• GIVEN ENTRIES:
******

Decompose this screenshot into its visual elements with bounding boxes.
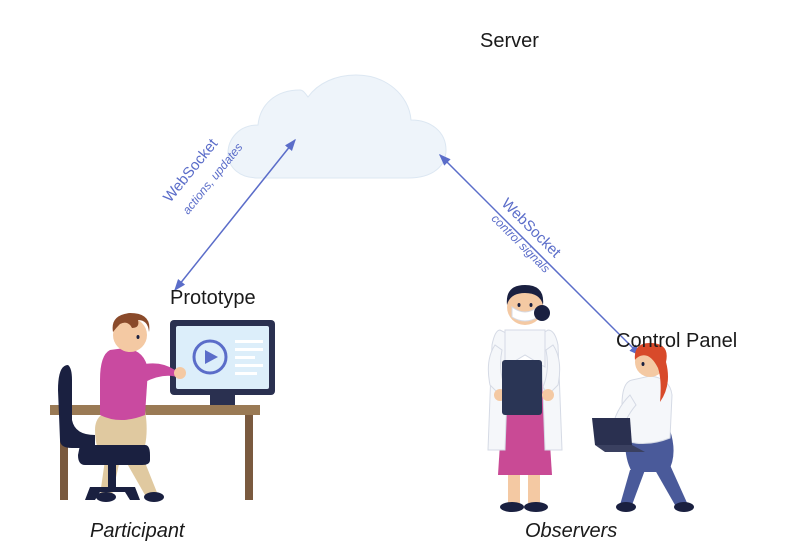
person-observer-standing [488,285,562,512]
cloud-icon [228,75,446,178]
observers-label: Observers [525,520,617,543]
person-participant [95,313,186,502]
participant-label: Participant [90,520,185,543]
participant-illustration [50,313,275,502]
control-panel-label: Control Panel [616,330,737,353]
person-observer-seated [592,343,694,512]
prototype-label: Prototype [170,287,256,310]
clipboard-icon [502,360,542,415]
observers-illustration [488,285,694,512]
server-label: Server [480,30,539,53]
chair-icon [58,365,150,500]
monitor-icon [170,320,275,405]
diagram-canvas [0,0,800,560]
laptop-icon [592,418,645,452]
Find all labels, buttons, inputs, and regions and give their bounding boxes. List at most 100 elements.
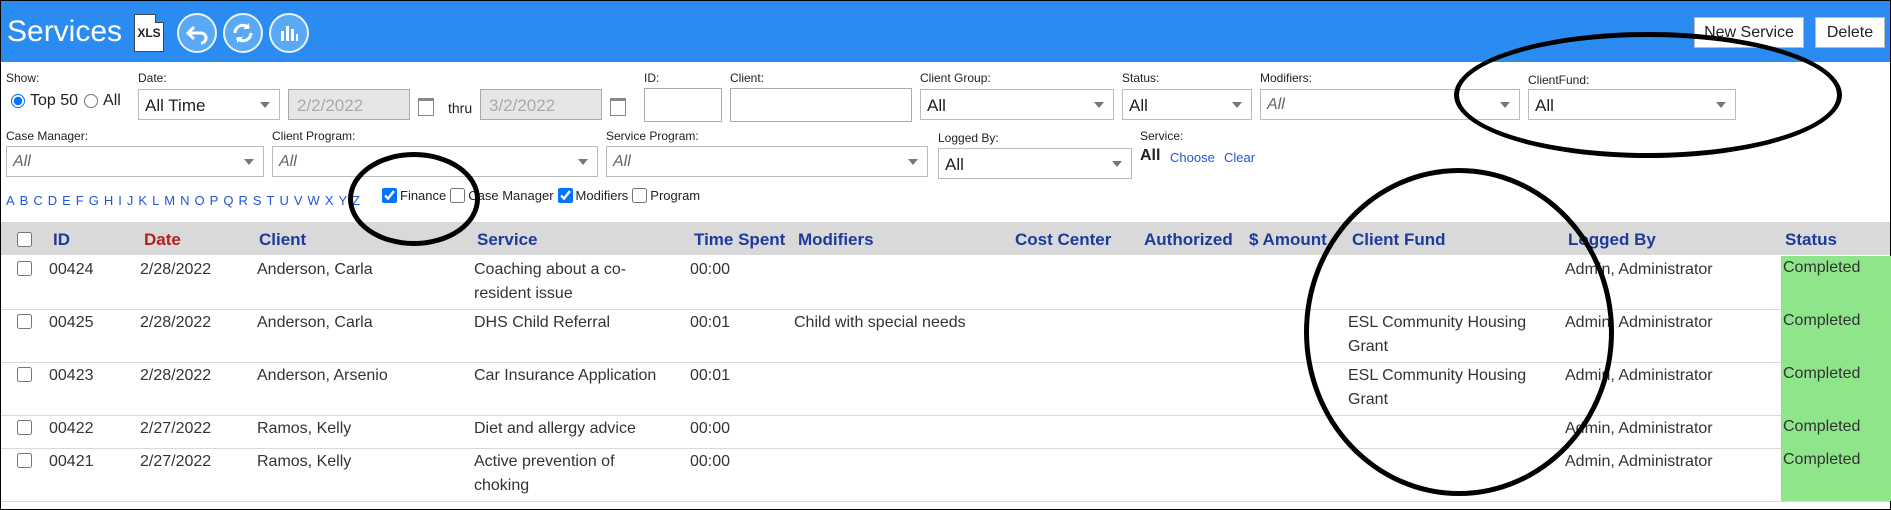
service-choose-link[interactable]: Choose xyxy=(1170,150,1215,165)
alpha-letter-link[interactable]: Z xyxy=(352,193,360,208)
alpha-letter-link[interactable]: S xyxy=(253,193,262,208)
date-from-input[interactable]: 2/2/2022 xyxy=(288,89,410,120)
row-checkbox[interactable] xyxy=(17,261,32,276)
table-row[interactable]: 00425 2/28/2022 Anderson, Carla DHS Child R… xyxy=(1,309,1891,363)
alpha-letter-link[interactable]: D xyxy=(48,193,57,208)
alpha-letter-link[interactable]: Y xyxy=(338,193,347,208)
col-amount[interactable]: $ Amount xyxy=(1249,230,1327,250)
refresh-icon[interactable] xyxy=(223,13,263,53)
row-id: 00424 xyxy=(49,261,94,278)
status-value: All xyxy=(1129,96,1148,115)
client-group-select[interactable]: All xyxy=(920,89,1114,120)
alpha-letter-link[interactable]: V xyxy=(294,193,303,208)
alpha-letter-link[interactable]: W xyxy=(308,193,320,208)
case-manager-select[interactable]: All xyxy=(6,146,264,177)
col-authorized[interactable]: Authorized xyxy=(1144,230,1233,250)
row-checkbox[interactable] xyxy=(17,314,32,329)
delete-button[interactable]: Delete xyxy=(1815,17,1885,48)
alpha-letter-link[interactable]: H xyxy=(104,193,113,208)
client-input[interactable] xyxy=(730,88,912,122)
alpha-letter-link[interactable]: R xyxy=(238,193,247,208)
alpha-letter-link[interactable]: J xyxy=(127,193,134,208)
chevron-down-icon xyxy=(1716,102,1726,108)
finance-checkbox[interactable] xyxy=(382,188,397,203)
table-row[interactable]: 00422 2/27/2022 Ramos, Kelly Diet and aller… xyxy=(1,415,1891,449)
row-service-line2: resident issue xyxy=(474,285,573,302)
alpha-letter-link[interactable]: A xyxy=(6,193,15,208)
thru-label: thru xyxy=(448,100,473,116)
row-id: 00421 xyxy=(49,453,94,470)
program-checkbox[interactable] xyxy=(632,188,648,203)
alpha-letter-link[interactable]: M xyxy=(164,193,175,208)
client-program-select[interactable]: All xyxy=(272,146,598,177)
row-logged-by: Admin, Administrator xyxy=(1565,453,1713,470)
date-to-input[interactable]: 3/2/2022 xyxy=(480,89,602,120)
alphabet-filter: ABCDEFGHIJKLMNOPQRSTUVWXYZ xyxy=(6,193,360,208)
alpha-letter-link[interactable]: P xyxy=(210,193,219,208)
alpha-letter-link[interactable]: N xyxy=(180,193,189,208)
row-id: 00423 xyxy=(49,367,94,384)
table-row[interactable]: 00423 2/28/2022 Anderson, Arsenio Car Insur… xyxy=(1,362,1891,416)
alpha-letter-link[interactable]: G xyxy=(89,193,99,208)
row-checkbox[interactable] xyxy=(17,453,32,468)
top50-label: Top 50 xyxy=(30,92,79,109)
modifiers-label: Modifiers: xyxy=(1260,71,1313,85)
chevron-down-icon xyxy=(578,159,588,165)
alpha-letter-link[interactable]: Q xyxy=(223,193,233,208)
table-row[interactable]: 00424 2/28/2022 Anderson, Carla Coaching ab… xyxy=(1,256,1891,310)
xls-export-icon[interactable]: XLS xyxy=(134,14,164,52)
case-manager-checkbox[interactable] xyxy=(450,188,466,203)
new-service-button[interactable]: New Service xyxy=(1694,17,1804,48)
show-radio-group: Top 50 All xyxy=(8,92,121,110)
col-client-fund[interactable]: Client Fund xyxy=(1352,230,1445,250)
col-cost-center[interactable]: Cost Center xyxy=(1015,230,1111,250)
alpha-letter-link[interactable]: L xyxy=(152,193,159,208)
row-client: Anderson, Arsenio xyxy=(257,367,388,384)
alpha-letter-link[interactable]: F xyxy=(76,193,84,208)
id-input[interactable] xyxy=(644,88,722,122)
col-logged-by[interactable]: Logged By xyxy=(1568,230,1656,250)
date-range-select[interactable]: All Time xyxy=(138,89,280,120)
alpha-letter-link[interactable]: I xyxy=(118,193,122,208)
row-checkbox[interactable] xyxy=(17,367,32,382)
top50-radio[interactable] xyxy=(11,94,25,108)
row-date: 2/27/2022 xyxy=(140,420,212,437)
table-row[interactable]: 00421 2/27/2022 Ramos, Kelly Active prevent… xyxy=(1,448,1891,502)
col-modifiers[interactable]: Modifiers xyxy=(798,230,874,250)
all-radio[interactable] xyxy=(84,94,99,108)
select-all-checkbox[interactable] xyxy=(17,232,32,247)
case-manager-value: All xyxy=(13,153,31,170)
client-fund-select[interactable]: All xyxy=(1528,89,1736,120)
alpha-letter-link[interactable]: U xyxy=(279,193,288,208)
col-date[interactable]: Date xyxy=(144,230,181,250)
alpha-letter-link[interactable]: T xyxy=(267,193,275,208)
logged-by-value: All xyxy=(945,155,964,174)
calendar-icon[interactable] xyxy=(418,98,434,116)
alpha-letter-link[interactable]: K xyxy=(138,193,147,208)
service-clear-link[interactable]: Clear xyxy=(1224,150,1255,165)
col-time-spent[interactable]: Time Spent xyxy=(694,230,785,250)
row-checkbox[interactable] xyxy=(17,420,32,435)
chevron-down-icon xyxy=(244,159,254,165)
show-label: Show: xyxy=(6,71,40,85)
modifiers-select[interactable]: All xyxy=(1260,89,1520,120)
col-service[interactable]: Service xyxy=(477,230,538,250)
back-arrow-icon[interactable] xyxy=(177,13,217,53)
row-service-line2: choking xyxy=(474,477,530,494)
alpha-letter-link[interactable]: E xyxy=(62,193,71,208)
modifiers-checkbox[interactable] xyxy=(557,188,573,203)
service-program-select[interactable]: All xyxy=(606,146,928,177)
alpha-letter-link[interactable]: B xyxy=(20,193,29,208)
alpha-letter-link[interactable]: C xyxy=(33,193,42,208)
status-select[interactable]: All xyxy=(1122,89,1252,120)
logged-by-select[interactable]: All xyxy=(938,148,1132,179)
bar-chart-icon[interactable] xyxy=(269,13,309,53)
col-status[interactable]: Status xyxy=(1785,230,1837,250)
row-client: Ramos, Kelly xyxy=(257,453,352,470)
col-id[interactable]: ID xyxy=(53,230,70,250)
col-client[interactable]: Client xyxy=(259,230,306,250)
alpha-letter-link[interactable]: O xyxy=(195,193,205,208)
row-date: 2/28/2022 xyxy=(140,261,212,278)
calendar-icon[interactable] xyxy=(610,98,626,116)
alpha-letter-link[interactable]: X xyxy=(325,193,334,208)
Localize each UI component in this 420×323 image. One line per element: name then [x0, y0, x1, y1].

******

• DIRECTIVE: Please reproduce every item above verbatim, line for line, and omit the pictures.

• REPLY TO THE EXERCISE:
Decompose this screenshot into its visual elements with bounding boxes.
person-observer-standing [488,285,562,512]
cloud-icon [228,75,446,178]
observers-label: Observers [525,520,617,543]
person-participant [95,313,186,502]
participant-label: Participant [90,520,185,543]
participant-illustration [50,313,275,502]
control-panel-label: Control Panel [616,330,737,353]
person-observer-seated [592,343,694,512]
prototype-label: Prototype [170,287,256,310]
clipboard-icon [502,360,542,415]
observers-illustration [488,285,694,512]
server-label: Server [480,30,539,53]
chair-icon [58,365,150,500]
monitor-icon [170,320,275,405]
diagram-canvas [0,0,800,560]
laptop-icon [592,418,645,452]
Find all labels, buttons, inputs, and regions and give their bounding boxes. List at most 100 elements.
service-choose-link[interactable]: Choose xyxy=(1170,150,1215,165)
alpha-letter-link[interactable]: Z xyxy=(352,193,360,208)
alpha-letter-link[interactable]: S xyxy=(253,193,262,208)
date-from-input[interactable]: 2/2/2022 xyxy=(288,89,410,120)
row-checkbox[interactable] xyxy=(17,261,32,276)
table-row[interactable]: 00425 2/28/2022 Anderson, Carla DHS Child R… xyxy=(1,309,1891,363)
alpha-letter-link[interactable]: D xyxy=(48,193,57,208)
alpha-letter-link[interactable]: Y xyxy=(338,193,347,208)
col-amount[interactable]: $ Amount xyxy=(1249,230,1327,250)
refresh-icon[interactable] xyxy=(223,13,263,53)
row-id: 00424 xyxy=(49,261,94,278)
status-value: All xyxy=(1129,96,1148,115)
client-group-select[interactable]: All xyxy=(920,89,1114,120)
alpha-letter-link[interactable]: V xyxy=(294,193,303,208)
alpha-letter-link[interactable]: W xyxy=(308,193,320,208)
case-manager-select[interactable]: All xyxy=(6,146,264,177)
col-authorized[interactable]: Authorized xyxy=(1144,230,1233,250)
row-checkbox[interactable] xyxy=(17,314,32,329)
delete-button[interactable]: Delete xyxy=(1815,17,1885,48)
alpha-letter-link[interactable]: H xyxy=(104,193,113,208)
client-input[interactable] xyxy=(730,88,912,122)
alpha-letter-link[interactable]: R xyxy=(238,193,247,208)
alpha-letter-link[interactable]: J xyxy=(127,193,134,208)
chevron-down-icon xyxy=(1716,102,1726,108)
finance-checkbox[interactable] xyxy=(382,188,397,203)
table-row[interactable]: 00422 2/27/2022 Ramos, Kelly Diet and aller… xyxy=(1,415,1891,449)
row-service-line2: resident issue xyxy=(474,285,573,302)
alpha-letter-link[interactable]: A xyxy=(6,193,15,208)
thru-label: thru xyxy=(448,100,473,116)
row-id: 00421 xyxy=(49,453,94,470)
program-checkbox[interactable] xyxy=(632,188,648,203)
alpha-letter-link[interactable]: M xyxy=(164,193,175,208)
client-program-select[interactable]: All xyxy=(272,146,598,177)
row-logged-by: Admin, Administrator xyxy=(1565,453,1713,470)
date-to-input[interactable]: 3/2/2022 xyxy=(480,89,602,120)
alphabet-filter: ABCDEFGHIJKLMNOPQRSTUVWXYZ xyxy=(6,193,360,208)
alpha-letter-link[interactable]: P xyxy=(210,193,219,208)
alpha-letter-link[interactable]: N xyxy=(180,193,189,208)
row-id: 00423 xyxy=(49,367,94,384)
table-row[interactable]: 00423 2/28/2022 Anderson, Arsenio Car Insur… xyxy=(1,362,1891,416)
alpha-letter-link[interactable]: G xyxy=(89,193,99,208)
row-checkbox[interactable] xyxy=(17,453,32,468)
top50-label: Top 50 xyxy=(30,92,79,109)
modifiers-label: Modifiers: xyxy=(1260,71,1313,85)
chevron-down-icon xyxy=(578,159,588,165)
alpha-letter-link[interactable]: Q xyxy=(223,193,233,208)
table-row[interactable]: 00424 2/28/2022 Anderson, Carla Coaching ab… xyxy=(1,256,1891,310)
xls-export-icon[interactable]: XLS xyxy=(134,14,164,52)
case-manager-checkbox[interactable] xyxy=(450,188,466,203)
new-service-button[interactable]: New Service xyxy=(1694,17,1804,48)
show-radio-group: Top 50 All xyxy=(8,92,121,110)
col-client-fund[interactable]: Client Fund xyxy=(1352,230,1445,250)
col-cost-center[interactable]: Cost Center xyxy=(1015,230,1111,250)
alpha-letter-link[interactable]: L xyxy=(152,193,159,208)
row-client: Anderson, Arsenio xyxy=(257,367,388,384)
alpha-letter-link[interactable]: F xyxy=(76,193,84,208)
id-input[interactable] xyxy=(644,88,722,122)
col-logged-by[interactable]: Logged By xyxy=(1568,230,1656,250)
date-range-select[interactable]: All Time xyxy=(138,89,280,120)
alpha-letter-link[interactable]: I xyxy=(118,193,122,208)
row-checkbox[interactable] xyxy=(17,367,32,382)
top50-radio[interactable] xyxy=(11,94,25,108)
row-date: 2/27/2022 xyxy=(140,420,212,437)
table-row[interactable]: 00421 2/27/2022 Ramos, Kelly Active prevent… xyxy=(1,448,1891,502)
col-modifiers[interactable]: Modifiers xyxy=(798,230,874,250)
all-radio[interactable] xyxy=(84,94,99,108)
select-all-checkbox[interactable] xyxy=(17,232,32,247)
case-manager-value: All xyxy=(13,153,31,170)
client-fund-select[interactable]: All xyxy=(1528,89,1736,120)
alpha-letter-link[interactable]: U xyxy=(279,193,288,208)
col-date[interactable]: Date xyxy=(144,230,181,250)
alpha-letter-link[interactable]: T xyxy=(267,193,275,208)
logged-by-value: All xyxy=(945,155,964,174)
calendar-icon[interactable] xyxy=(418,98,434,116)
alpha-letter-link[interactable]: K xyxy=(138,193,147,208)
service-clear-link[interactable]: Clear xyxy=(1224,150,1255,165)
col-time-spent[interactable]: Time Spent xyxy=(694,230,785,250)
row-checkbox[interactable] xyxy=(17,420,32,435)
chevron-down-icon xyxy=(244,159,254,165)
show-label: Show: xyxy=(6,71,40,85)
modifiers-select[interactable]: All xyxy=(1260,89,1520,120)
col-service[interactable]: Service xyxy=(477,230,538,250)
back-arrow-icon[interactable] xyxy=(177,13,217,53)
row-service-line2: choking xyxy=(474,477,530,494)
alpha-letter-link[interactable]: E xyxy=(62,193,71,208)
modifiers-checkbox[interactable] xyxy=(557,188,573,203)
service-program-select[interactable]: All xyxy=(606,146,928,177)
alpha-letter-link[interactable]: B xyxy=(20,193,29,208)
alpha-letter-link[interactable]: C xyxy=(33,193,42,208)
status-select[interactable]: All xyxy=(1122,89,1252,120)
logged-by-select[interactable]: All xyxy=(938,148,1132,179)
bar-chart-icon[interactable] xyxy=(269,13,309,53)
col-status[interactable]: Status xyxy=(1785,230,1837,250)
row-client: Ramos, Kelly xyxy=(257,453,352,470)
col-id[interactable]: ID xyxy=(53,230,70,250)
col-client[interactable]: Client xyxy=(259,230,306,250)
alpha-letter-link[interactable]: O xyxy=(195,193,205,208)
row-date: 2/28/2022 xyxy=(140,261,212,278)
calendar-icon[interactable] xyxy=(610,98,626,116)
alpha-letter-link[interactable]: X xyxy=(325,193,334,208)
Localize each UI component in this 420×323 image. One line per element: name then [x0, y0, x1, y1].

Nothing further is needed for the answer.